━━ Lesetext
Rechts gibt es ein Gedränge. Über den Wirbel bei der FPÖ und die Gemeinderatswahl.

Von Hermann Knapp. Erstellt am 25. Juni 2019 (05:00)

Dass es zwischen Bezirksparteiobfrau Edith Mühlberghuber und den Amstettner Freiheitlichen kriselte, ist keine Neuigkeit. Dass aber gleich die ganze Gemeinderatsfraktion aus der FPÖ fliegt, kam nun doch überraschend. Offenbar hat man in der Landespartei nach dem Motto „Besser ein Ende mit Schrecken, als ein Schrecken ohne Ende“ gehandelt. Landesparteisekretär Michael Schnedlitz deutet ja an, dass ihm um die Amstettner ob der regelmäßigen Skandale, die sie provoziert haben, nicht leid sei.

Auf jeden Fall sorgen die Freiheitlichen mit diesem Schritt für Spannung bei der Gemeinderatswahl 2020. Denn die Zahl der Listen, die im rechtskonservativen Wählerteich fischen, wird immer größer. Manuel Ingerl will mit einer eigenen Liste antreten. Brigitte Kashofer deutet eine mögliche Überraschung an und auch Bruno Weber will seine Politkarriere nicht beenden. Außerdem ist da auch noch Jürgen Wahl mit seiner Internetplattform, der Polit-Ambitionen hat. Enormes Gedränge also!
━━━━
> _Arbeitsauftrag A_
Wer will laut dem Kommentar zur Amstettner FPÖ mit einer eigenen Liste bei der Gemeinderatswahl antreten?
> _Arbeitsauftrag B_
Fassen Sie den Absatz des Kommentars zur Amstettner FPÖ, der mit „Auf jeden Fall sorgen die Freiheitlichen“ beginnt, als Stichpunktliste zusammen.
━━ Vorliegende Angaben
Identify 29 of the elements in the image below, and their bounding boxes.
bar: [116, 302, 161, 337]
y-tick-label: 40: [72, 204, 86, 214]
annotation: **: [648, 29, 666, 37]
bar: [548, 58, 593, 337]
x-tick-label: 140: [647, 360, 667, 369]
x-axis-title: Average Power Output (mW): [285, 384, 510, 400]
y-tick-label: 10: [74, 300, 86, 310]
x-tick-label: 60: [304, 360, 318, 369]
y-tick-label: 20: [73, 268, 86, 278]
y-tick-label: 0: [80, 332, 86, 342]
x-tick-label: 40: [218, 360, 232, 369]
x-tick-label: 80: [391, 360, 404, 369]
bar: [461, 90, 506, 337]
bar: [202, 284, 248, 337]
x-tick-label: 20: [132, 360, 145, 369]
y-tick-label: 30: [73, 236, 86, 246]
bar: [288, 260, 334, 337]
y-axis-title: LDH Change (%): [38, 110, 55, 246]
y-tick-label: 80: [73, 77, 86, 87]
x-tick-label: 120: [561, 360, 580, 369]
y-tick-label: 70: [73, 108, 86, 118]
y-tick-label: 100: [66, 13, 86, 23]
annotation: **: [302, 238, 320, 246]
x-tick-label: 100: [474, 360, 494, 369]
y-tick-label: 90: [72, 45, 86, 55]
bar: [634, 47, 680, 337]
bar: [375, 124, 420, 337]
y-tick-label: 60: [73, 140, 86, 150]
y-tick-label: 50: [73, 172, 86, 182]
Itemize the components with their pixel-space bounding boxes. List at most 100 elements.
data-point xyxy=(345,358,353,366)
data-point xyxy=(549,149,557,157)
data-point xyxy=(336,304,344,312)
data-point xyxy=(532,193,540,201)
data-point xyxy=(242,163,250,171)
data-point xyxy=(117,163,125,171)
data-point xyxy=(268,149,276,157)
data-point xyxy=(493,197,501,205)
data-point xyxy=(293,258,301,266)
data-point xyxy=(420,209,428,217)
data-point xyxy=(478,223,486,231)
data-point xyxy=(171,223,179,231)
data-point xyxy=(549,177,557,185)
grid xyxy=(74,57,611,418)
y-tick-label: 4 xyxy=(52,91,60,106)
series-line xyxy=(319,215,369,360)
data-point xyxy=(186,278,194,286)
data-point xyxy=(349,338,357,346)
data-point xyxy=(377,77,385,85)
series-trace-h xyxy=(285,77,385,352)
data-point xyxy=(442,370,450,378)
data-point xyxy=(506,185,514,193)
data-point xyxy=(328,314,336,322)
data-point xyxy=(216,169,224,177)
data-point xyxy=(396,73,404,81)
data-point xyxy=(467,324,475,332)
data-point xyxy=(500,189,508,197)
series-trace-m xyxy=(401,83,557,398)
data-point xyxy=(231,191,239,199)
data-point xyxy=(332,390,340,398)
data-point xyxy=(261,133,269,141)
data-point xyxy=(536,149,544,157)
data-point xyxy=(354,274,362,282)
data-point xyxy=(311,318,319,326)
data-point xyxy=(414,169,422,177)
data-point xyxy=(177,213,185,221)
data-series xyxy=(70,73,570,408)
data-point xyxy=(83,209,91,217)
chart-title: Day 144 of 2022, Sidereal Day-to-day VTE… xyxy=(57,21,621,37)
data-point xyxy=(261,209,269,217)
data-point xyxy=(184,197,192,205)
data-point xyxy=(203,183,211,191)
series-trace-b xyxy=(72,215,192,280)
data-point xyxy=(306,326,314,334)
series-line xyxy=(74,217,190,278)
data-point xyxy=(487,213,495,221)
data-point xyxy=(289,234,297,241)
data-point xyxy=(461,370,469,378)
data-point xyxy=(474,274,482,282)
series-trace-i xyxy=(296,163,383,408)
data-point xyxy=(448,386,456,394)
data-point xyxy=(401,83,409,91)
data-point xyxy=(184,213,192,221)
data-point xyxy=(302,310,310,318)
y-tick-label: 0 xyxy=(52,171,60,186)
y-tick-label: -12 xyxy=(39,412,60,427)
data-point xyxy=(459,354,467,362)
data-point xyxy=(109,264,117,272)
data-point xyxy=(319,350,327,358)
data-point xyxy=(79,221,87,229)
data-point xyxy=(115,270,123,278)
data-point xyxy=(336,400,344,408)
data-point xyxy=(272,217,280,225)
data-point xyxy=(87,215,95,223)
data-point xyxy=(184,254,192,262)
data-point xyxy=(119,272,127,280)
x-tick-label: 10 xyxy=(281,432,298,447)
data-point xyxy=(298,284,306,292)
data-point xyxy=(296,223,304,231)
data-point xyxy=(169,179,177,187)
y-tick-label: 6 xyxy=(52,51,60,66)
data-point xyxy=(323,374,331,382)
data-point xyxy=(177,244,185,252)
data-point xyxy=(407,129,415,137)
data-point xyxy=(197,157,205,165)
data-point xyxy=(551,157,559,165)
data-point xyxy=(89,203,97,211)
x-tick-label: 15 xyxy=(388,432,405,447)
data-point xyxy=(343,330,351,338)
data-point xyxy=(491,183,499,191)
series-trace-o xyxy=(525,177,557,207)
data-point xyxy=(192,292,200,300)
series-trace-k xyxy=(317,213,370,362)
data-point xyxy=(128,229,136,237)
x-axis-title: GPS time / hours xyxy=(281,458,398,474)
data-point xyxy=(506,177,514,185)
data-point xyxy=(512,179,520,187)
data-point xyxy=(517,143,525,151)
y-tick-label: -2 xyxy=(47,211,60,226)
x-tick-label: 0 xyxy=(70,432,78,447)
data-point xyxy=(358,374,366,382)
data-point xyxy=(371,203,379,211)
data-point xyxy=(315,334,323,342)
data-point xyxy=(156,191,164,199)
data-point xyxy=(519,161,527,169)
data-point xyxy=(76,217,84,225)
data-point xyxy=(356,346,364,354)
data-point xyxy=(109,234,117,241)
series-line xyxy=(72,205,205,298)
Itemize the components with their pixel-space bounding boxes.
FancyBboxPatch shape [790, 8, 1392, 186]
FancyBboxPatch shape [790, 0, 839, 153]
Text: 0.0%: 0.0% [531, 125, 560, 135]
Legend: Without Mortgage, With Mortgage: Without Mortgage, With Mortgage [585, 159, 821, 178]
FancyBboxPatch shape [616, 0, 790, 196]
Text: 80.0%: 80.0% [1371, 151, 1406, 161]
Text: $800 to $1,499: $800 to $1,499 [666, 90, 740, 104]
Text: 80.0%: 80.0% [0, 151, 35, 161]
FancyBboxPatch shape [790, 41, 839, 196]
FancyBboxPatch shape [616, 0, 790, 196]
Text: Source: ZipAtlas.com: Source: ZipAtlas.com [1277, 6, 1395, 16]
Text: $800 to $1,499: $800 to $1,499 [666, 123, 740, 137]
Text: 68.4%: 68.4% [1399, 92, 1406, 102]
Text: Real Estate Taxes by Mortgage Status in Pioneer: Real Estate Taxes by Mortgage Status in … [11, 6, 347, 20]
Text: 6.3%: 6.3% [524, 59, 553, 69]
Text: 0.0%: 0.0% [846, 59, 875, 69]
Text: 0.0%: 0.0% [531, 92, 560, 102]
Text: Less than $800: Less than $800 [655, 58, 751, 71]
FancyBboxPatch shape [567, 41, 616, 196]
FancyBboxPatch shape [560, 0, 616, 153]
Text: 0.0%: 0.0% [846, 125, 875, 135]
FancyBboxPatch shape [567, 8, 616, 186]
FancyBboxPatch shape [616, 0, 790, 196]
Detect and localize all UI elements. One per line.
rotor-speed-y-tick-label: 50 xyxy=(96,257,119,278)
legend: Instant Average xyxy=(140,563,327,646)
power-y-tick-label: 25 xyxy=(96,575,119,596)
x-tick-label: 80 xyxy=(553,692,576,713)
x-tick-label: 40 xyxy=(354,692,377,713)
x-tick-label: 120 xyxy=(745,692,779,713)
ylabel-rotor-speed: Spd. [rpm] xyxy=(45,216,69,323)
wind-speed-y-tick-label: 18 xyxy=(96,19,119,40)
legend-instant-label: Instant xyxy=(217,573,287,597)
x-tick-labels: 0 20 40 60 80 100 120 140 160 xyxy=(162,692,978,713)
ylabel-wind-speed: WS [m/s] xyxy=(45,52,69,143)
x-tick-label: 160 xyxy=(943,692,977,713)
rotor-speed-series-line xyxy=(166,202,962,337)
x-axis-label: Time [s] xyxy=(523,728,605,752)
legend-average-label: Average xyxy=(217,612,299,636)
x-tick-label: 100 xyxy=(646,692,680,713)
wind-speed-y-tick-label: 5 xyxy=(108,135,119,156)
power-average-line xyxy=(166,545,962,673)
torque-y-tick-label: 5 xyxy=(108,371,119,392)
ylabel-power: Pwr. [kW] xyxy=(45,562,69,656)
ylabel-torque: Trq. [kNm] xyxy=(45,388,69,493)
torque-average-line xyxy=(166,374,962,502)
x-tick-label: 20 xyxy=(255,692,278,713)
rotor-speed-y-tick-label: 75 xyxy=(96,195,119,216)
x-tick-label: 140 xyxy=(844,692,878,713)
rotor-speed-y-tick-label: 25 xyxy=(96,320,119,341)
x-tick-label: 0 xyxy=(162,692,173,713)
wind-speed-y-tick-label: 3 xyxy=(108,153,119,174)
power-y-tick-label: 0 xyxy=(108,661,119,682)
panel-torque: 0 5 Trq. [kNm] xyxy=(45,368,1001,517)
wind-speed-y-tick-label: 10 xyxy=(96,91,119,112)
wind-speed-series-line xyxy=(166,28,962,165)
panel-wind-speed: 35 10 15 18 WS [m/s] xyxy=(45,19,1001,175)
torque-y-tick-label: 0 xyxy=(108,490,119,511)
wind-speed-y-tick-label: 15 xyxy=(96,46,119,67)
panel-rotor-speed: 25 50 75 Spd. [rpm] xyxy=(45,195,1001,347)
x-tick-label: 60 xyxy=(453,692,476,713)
━━━━
> _Ergebnis A_
Manuel Ingerl

> _Ergebnis B_
- Der Schritt der Freiheitlichen sorgt für Spannung bei der Gemeinderatswahl 2020.
- Immer mehr Listen fischen im rechtskonservativen Wählerteich.
- Manuel Ingerl will mit einer eigenen Liste antreten.
- Brigitte Kashofer deutet eine mögliche Überraschung an.
- Bruno Weber will seine Politkarriere nicht beenden.
- Jürgen Wahl hat mit seiner Internetplattform Polit-Ambitionen.
- Fazit: enormes Gedränge.